[Dataset items]
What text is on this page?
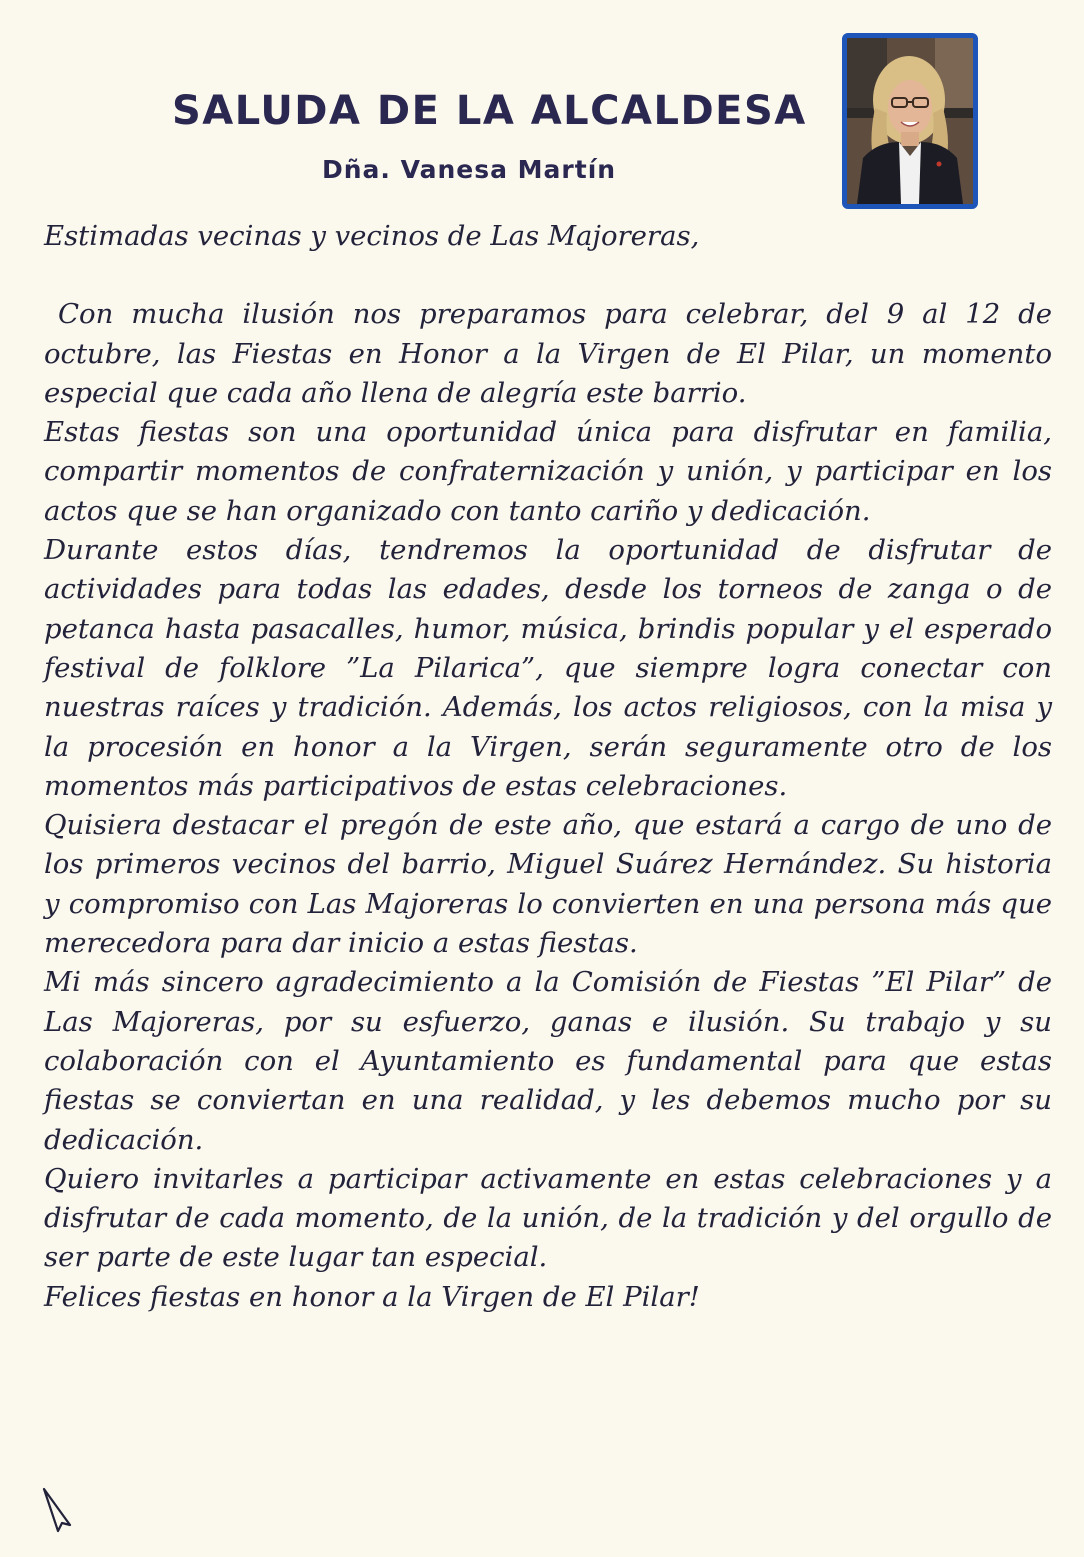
SALUDA DE LA ALCALDESA
Dña. Vanesa Martín

Estimadas vecinas y vecinos de Las Majoreras,

Con mucha ilusión nos preparamos para celebrar, del 9 al 12 de octubre, las Fiestas en Honor a la Virgen de El Pilar, un momento especial que cada año llena de alegría este barrio.

Estas fiestas son una oportunidad única para disfrutar en familia, compartir momentos de confraternización y unión, y participar en los actos que se han organizado con tanto cariño y dedicación.

Durante estos días, tendremos la oportunidad de disfrutar de actividades para todas las edades, desde los torneos de zanga o de petanca hasta pasacalles, humor, música, brindis popular y el esperado festival de folklore ”La Pilarica”, que siempre logra conectar con nuestras raíces y tradición. Además, los actos religiosos, con la misa y la procesión en honor a la Virgen, serán seguramente otro de los momentos más participativos de estas celebraciones.

Quisiera destacar el pregón de este año, que estará a cargo de uno de los primeros vecinos del barrio, Miguel Suárez Hernández. Su historia y compromiso con Las Majoreras lo convierten en una persona más que merecedora para dar inicio a estas fiestas.

Mi más sincero agradecimiento a la Comisión de Fiestas ”El Pilar” de Las Majoreras, por su esfuerzo, ganas e ilusión. Su trabajo y su colaboración con el Ayuntamiento es fundamental para que estas fiestas se conviertan en una realidad, y les debemos mucho por su dedicación.

Quiero invitarles a participar activamente en estas celebraciones y a disfrutar de cada momento, de la unión, de la tradición y del orgullo de ser parte de este lugar tan especial.

Felices fiestas en honor a la Virgen de El Pilar!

* **What needs to be done**
Go through the entries above and copy every line containing "celebraciones".

* **Solved problem**
Durante estos días, tendremos la oportunidad de disfrutar de actividades para todas las edades, desde los torneos de zanga o de petanca hasta pasacalles, humor, música, brindis popular y el esperado festival de folklore ”La Pilarica”, que siempre logra conectar con nuestras raíces y tradición. Además, los actos religiosos, con la misa y la procesión en honor a la Virgen, serán seguramente otro de los momentos más participativos de estas celebraciones.
Quiero invitarles a participar activamente en estas celebraciones y a disfrutar de cada momento, de la unión, de la tradición y del orgullo de ser parte de este lugar tan especial.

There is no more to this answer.